» Set problem: Rewrite the data below, changing every "chat-name" to "chat-title" and leaving everything else as it is.

» Listing:
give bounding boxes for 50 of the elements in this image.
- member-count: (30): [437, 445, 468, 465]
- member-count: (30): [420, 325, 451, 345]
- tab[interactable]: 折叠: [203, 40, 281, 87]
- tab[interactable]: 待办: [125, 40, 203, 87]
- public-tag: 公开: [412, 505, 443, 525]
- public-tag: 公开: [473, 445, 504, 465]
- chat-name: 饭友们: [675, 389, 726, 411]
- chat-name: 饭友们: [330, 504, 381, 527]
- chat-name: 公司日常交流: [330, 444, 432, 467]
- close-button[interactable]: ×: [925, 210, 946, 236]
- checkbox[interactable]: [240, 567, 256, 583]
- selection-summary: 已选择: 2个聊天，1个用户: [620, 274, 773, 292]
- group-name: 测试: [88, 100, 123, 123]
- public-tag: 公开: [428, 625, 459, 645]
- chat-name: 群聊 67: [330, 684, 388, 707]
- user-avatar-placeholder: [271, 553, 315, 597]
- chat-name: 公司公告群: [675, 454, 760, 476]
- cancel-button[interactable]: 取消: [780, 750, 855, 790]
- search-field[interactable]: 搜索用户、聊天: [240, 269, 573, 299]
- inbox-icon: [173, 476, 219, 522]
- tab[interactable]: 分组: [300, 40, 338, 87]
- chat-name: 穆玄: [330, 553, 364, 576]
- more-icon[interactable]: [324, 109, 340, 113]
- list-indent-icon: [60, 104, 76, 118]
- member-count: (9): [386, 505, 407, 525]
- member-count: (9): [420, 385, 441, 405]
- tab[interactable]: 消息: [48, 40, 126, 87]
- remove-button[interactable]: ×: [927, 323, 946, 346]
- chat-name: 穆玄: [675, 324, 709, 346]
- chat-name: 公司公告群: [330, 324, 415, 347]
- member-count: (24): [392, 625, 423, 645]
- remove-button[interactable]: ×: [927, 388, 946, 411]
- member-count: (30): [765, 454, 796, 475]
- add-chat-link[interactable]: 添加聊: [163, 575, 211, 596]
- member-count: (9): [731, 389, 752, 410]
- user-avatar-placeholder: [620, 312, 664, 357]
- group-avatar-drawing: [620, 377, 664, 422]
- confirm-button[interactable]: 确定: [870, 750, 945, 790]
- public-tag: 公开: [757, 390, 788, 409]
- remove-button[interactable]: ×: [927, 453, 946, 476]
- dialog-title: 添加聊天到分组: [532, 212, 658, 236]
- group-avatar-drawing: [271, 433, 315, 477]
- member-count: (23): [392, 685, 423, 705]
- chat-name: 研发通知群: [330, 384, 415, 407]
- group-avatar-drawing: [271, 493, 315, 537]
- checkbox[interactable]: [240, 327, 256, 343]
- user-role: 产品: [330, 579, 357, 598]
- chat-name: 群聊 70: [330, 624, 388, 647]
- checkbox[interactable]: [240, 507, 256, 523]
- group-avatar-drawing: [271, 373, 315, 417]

» Task output:
give bounding boxes for 50 of the elements in this image.
- member-count: (30): [437, 445, 468, 465]
- member-count: (30): [420, 325, 451, 345]
- tab[interactable]: 折叠: [203, 40, 281, 87]
- tab[interactable]: 待办: [125, 40, 203, 87]
- public-tag: 公开: [412, 505, 443, 525]
- public-tag: 公开: [473, 445, 504, 465]
- chat-title: 饭友们: [675, 389, 726, 411]
- chat-title: 饭友们: [330, 504, 381, 527]
- chat-title: 公司日常交流: [330, 444, 432, 467]
- close-button[interactable]: ×: [925, 210, 946, 236]
- checkbox[interactable]: [240, 567, 256, 583]
- selection-summary: 已选择: 2个聊天，1个用户: [620, 274, 773, 292]
- group-name: 测试: [88, 100, 123, 123]
- public-tag: 公开: [428, 625, 459, 645]
- chat-title: 群聊 67: [330, 684, 388, 707]
- user-avatar-placeholder: [271, 553, 315, 597]
- chat-title: 公司公告群: [675, 454, 760, 476]
- cancel-button[interactable]: 取消: [780, 750, 855, 790]
- search-field[interactable]: 搜索用户、聊天: [240, 269, 573, 299]
- inbox-icon: [173, 476, 219, 522]
- tab[interactable]: 分组: [300, 40, 338, 87]
- chat-title: 穆玄: [330, 553, 364, 576]
- more-icon[interactable]: [324, 109, 340, 113]
- list-indent-icon: [60, 104, 76, 118]
- member-count: (9): [386, 505, 407, 525]
- member-count: (9): [420, 385, 441, 405]
- tab[interactable]: 消息: [48, 40, 126, 87]
- remove-button[interactable]: ×: [927, 323, 946, 346]
- chat-title: 穆玄: [675, 324, 709, 346]
- chat-title: 公司公告群: [330, 324, 415, 347]
- member-count: (24): [392, 625, 423, 645]
- remove-button[interactable]: ×: [927, 388, 946, 411]
- member-count: (30): [765, 454, 796, 475]
- add-chat-link[interactable]: 添加聊: [163, 575, 211, 596]
- member-count: (9): [731, 389, 752, 410]
- user-avatar-placeholder: [620, 312, 664, 357]
- group-avatar-drawing: [620, 377, 664, 422]
- confirm-button[interactable]: 确定: [870, 750, 945, 790]
- public-tag: 公开: [757, 390, 788, 409]
- remove-button[interactable]: ×: [927, 453, 946, 476]
- dialog-title: 添加聊天到分组: [532, 212, 658, 236]
- group-avatar-drawing: [271, 433, 315, 477]
- member-count: (23): [392, 685, 423, 705]
- chat-title: 研发通知群: [330, 384, 415, 407]
- group-avatar-drawing: [271, 493, 315, 537]
- checkbox[interactable]: [240, 327, 256, 343]
- user-role: 产品: [330, 579, 357, 598]
- chat-title: 群聊 70: [330, 624, 388, 647]
- checkbox[interactable]: [240, 507, 256, 523]
- group-avatar-drawing: [271, 373, 315, 417]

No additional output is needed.